>> start Given data
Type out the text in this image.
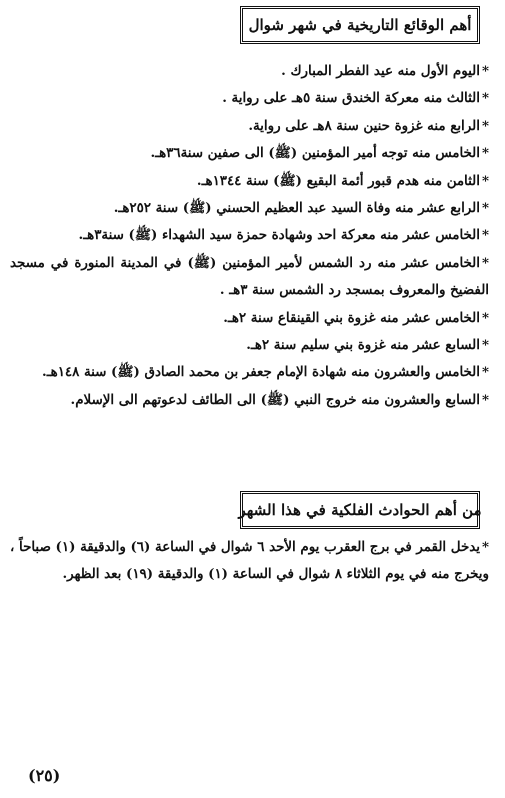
أهم الوقائع التاريخية في شهر شوال
*اليوم الأول منه عيد الفطر المبارك .
*الثالث منه معركة الخندق سنة ٥هـ على رواية .
*الرابع منه غزوة حنين سنة ٨هـ على رواية.
*الخامس منه توجه أمير المؤمنين (ﷺ) الى صفين سنة٣٦هـ.
*الثامن منه هدم قبور أئمة البقيع (ﷺ) سنة ١٣٤٤هـ.
*الرابع عشر منه وفاة السيد عبد العظيم الحسني (ﷺ) سنة ٢٥٢هـ.
*الخامس عشر منه معركة احد وشهادة حمزة سيد الشهداء (ﷺ) سنة٣هـ.
*الخامس عشر منه رد الشمس لأمير المؤمنين (ﷺ) في المدينة المنورة في مسجد الفضيخ والمعروف بمسجد رد الشمس سنة ٣هـ .
*الخامس عشر منه غزوة بني القينقاع سنة ٢هـ.
*السابع عشر منه غزوة بني سليم سنة ٢هـ.
*الخامس والعشرون منه شهادة الإمام جعفر بن محمد الصادق (ﷺ) سنة ١٤٨هـ.
*السابع والعشرون منه خروج النبي (ﷺ) الى الطائف لدعوتهم الى الإسلام.
من أهم الحوادث الفلكية في هذا الشهر
*يدخل القمر في برج العقرب يوم الأحد ٦ شوال في الساعة (٦) والدقيقة (١) صباحاً ، ويخرج منه في يوم الثلاثاء ٨ شوال في الساعة (١) والدقيقة (١٩) بعد الظهر.
(٢٥)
>> end Given data
• [Given instruction]: Check each line of the entries for the string "غزوة". Copy the lines that have it.

• [Expected answer]:
*الرابع منه غزوة حنين سنة ٨هـ على رواية.
*الخامس عشر منه غزوة بني القينقاع سنة ٢هـ.
*السابع عشر منه غزوة بني سليم سنة ٢هـ.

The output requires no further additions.